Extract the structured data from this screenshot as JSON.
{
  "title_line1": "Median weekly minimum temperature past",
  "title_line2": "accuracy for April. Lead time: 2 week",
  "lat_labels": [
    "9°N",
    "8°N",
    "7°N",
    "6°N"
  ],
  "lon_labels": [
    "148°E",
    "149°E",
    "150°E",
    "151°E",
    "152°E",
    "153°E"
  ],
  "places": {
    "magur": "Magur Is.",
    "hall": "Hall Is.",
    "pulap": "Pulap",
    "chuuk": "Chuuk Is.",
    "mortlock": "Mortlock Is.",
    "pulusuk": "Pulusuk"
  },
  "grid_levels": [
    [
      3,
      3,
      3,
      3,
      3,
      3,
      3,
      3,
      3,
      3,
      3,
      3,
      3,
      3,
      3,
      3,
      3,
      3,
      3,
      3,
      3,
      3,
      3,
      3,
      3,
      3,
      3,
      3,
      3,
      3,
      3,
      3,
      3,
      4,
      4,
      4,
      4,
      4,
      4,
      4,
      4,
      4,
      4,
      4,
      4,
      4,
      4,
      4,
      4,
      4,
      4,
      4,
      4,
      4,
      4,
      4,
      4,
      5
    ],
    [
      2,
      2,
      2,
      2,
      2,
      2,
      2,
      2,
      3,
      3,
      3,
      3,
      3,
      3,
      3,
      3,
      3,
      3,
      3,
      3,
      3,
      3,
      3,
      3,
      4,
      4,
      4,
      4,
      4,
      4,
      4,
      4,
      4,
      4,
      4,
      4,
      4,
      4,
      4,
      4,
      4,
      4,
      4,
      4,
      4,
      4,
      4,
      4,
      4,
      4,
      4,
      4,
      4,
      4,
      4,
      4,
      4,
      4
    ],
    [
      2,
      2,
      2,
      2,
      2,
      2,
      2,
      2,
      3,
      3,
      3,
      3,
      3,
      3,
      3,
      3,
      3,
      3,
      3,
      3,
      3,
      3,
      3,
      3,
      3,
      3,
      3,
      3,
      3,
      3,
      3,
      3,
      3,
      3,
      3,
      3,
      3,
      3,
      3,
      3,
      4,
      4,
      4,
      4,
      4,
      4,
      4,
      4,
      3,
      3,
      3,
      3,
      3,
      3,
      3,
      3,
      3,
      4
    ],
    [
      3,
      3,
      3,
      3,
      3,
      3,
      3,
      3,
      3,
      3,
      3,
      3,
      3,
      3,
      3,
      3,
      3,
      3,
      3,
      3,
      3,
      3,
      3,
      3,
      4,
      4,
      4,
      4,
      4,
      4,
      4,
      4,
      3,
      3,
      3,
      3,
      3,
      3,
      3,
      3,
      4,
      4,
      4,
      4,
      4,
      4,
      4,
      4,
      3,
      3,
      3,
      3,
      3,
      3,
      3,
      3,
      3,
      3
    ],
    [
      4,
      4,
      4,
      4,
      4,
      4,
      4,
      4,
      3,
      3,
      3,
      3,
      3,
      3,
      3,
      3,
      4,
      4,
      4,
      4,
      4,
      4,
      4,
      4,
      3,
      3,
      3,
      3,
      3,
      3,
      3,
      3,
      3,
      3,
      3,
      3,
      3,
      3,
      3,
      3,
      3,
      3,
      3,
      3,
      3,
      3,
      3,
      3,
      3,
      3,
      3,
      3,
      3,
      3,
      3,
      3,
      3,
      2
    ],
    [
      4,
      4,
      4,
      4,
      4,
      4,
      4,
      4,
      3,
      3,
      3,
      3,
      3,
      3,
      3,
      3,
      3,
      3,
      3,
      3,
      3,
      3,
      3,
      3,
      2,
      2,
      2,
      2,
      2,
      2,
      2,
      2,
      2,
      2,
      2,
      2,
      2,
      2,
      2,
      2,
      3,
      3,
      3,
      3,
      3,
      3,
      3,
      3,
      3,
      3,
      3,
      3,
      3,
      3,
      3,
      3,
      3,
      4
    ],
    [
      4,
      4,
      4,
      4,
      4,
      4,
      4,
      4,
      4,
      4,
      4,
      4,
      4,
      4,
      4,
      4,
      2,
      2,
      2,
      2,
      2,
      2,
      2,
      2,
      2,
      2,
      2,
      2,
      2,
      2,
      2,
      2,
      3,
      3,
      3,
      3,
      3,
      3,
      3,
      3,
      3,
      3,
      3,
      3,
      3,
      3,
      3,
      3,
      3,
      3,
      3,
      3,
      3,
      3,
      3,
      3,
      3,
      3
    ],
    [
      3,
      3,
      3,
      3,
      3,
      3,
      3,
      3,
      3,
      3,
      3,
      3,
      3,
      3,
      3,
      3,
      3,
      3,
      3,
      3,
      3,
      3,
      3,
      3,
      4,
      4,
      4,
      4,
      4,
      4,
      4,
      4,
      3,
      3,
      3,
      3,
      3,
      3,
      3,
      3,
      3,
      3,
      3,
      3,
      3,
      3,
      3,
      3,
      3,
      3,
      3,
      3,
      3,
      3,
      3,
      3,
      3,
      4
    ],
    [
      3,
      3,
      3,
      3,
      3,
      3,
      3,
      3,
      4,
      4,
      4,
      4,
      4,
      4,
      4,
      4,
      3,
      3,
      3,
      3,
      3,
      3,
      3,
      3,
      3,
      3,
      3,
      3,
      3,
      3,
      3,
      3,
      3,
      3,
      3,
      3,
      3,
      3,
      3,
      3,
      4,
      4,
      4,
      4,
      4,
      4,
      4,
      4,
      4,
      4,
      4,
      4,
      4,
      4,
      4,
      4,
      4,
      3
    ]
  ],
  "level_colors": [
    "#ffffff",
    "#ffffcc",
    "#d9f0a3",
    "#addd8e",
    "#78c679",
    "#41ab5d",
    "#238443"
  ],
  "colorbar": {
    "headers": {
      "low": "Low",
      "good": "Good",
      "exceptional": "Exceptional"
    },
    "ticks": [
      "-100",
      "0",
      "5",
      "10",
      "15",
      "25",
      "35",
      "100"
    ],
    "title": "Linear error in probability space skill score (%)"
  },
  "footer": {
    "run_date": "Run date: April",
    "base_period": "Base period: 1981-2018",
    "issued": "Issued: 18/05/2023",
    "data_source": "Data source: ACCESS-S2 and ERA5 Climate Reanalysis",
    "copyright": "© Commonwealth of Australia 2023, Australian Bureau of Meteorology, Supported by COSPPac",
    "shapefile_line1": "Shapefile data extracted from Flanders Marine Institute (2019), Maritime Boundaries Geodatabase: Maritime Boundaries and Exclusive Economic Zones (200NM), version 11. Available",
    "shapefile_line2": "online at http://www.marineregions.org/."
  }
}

■ **Work to complete**: Which lines contain "April"? Show each of them.

■ **Response**:
  "title_line2": "accuracy for April. Lead time: 2 week",
    "run_date": "Run date: April",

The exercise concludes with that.